[WHAT IS ASKED]: Wherever the string "rage" occurs in a line of these records, report that line.

[DATASET RECORDS]:
▼
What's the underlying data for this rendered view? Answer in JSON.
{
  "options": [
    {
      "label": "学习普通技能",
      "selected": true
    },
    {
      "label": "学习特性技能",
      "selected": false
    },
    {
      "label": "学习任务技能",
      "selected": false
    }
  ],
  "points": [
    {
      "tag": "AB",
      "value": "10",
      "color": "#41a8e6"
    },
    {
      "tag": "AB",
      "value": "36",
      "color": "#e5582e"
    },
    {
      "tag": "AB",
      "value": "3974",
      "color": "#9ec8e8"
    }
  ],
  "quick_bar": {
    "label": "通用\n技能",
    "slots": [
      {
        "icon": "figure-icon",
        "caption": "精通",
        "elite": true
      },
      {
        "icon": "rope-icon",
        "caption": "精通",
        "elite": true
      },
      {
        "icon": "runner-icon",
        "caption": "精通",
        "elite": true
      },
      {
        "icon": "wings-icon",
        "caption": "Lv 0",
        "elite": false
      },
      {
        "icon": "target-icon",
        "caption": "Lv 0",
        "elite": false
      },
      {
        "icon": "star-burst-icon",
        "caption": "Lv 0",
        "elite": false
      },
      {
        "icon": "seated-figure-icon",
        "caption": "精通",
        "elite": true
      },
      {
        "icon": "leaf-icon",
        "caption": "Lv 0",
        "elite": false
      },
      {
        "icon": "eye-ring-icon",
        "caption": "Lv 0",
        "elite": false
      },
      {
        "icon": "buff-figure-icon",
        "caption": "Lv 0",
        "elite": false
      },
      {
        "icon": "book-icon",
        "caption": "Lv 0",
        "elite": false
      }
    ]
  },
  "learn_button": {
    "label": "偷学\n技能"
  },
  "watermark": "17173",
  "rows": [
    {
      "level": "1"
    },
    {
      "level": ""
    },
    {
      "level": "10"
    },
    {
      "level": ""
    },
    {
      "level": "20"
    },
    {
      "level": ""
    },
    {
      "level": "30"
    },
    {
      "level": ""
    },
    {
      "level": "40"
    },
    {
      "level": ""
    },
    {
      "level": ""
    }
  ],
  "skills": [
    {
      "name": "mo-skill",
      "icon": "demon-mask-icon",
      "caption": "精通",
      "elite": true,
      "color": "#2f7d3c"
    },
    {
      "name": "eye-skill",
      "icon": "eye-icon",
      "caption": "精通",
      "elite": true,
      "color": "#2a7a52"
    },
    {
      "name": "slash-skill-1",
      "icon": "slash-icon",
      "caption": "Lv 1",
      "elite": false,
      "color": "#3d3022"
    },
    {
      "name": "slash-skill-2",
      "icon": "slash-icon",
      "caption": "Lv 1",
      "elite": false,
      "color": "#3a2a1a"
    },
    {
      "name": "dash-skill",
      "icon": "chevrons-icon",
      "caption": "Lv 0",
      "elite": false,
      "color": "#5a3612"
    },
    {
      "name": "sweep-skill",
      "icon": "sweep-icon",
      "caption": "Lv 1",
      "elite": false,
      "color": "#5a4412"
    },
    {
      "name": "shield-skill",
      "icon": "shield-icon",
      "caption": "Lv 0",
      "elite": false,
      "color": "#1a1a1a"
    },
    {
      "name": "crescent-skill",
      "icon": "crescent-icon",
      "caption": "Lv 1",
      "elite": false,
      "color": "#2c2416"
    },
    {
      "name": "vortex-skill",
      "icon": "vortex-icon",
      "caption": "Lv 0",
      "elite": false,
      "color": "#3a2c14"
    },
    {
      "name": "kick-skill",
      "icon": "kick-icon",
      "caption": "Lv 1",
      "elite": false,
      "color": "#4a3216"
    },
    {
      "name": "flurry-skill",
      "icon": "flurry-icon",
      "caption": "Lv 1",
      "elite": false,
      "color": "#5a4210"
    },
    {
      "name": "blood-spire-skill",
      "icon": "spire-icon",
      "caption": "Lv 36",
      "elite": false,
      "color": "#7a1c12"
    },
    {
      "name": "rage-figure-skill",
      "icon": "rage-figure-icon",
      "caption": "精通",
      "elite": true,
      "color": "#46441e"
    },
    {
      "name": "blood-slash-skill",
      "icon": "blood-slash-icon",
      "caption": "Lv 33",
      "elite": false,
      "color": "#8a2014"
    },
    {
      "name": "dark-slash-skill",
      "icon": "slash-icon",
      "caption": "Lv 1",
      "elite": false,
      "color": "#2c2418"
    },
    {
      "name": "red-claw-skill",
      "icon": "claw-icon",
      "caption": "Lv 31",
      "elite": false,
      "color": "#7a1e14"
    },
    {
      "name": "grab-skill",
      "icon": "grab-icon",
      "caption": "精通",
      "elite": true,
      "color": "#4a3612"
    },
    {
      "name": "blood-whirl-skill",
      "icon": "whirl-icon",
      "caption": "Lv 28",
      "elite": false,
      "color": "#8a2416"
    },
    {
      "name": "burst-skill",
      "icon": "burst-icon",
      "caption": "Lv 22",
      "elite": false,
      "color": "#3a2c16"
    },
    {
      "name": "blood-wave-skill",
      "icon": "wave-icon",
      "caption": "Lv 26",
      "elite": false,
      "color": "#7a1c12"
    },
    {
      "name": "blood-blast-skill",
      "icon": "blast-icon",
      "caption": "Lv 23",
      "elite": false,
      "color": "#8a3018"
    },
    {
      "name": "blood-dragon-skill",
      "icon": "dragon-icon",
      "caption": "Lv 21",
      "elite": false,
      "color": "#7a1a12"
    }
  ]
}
▲
[WRITTEN RESPONSE]:
      "name": "rage-figure-skill",
      "icon": "rage-figure-icon",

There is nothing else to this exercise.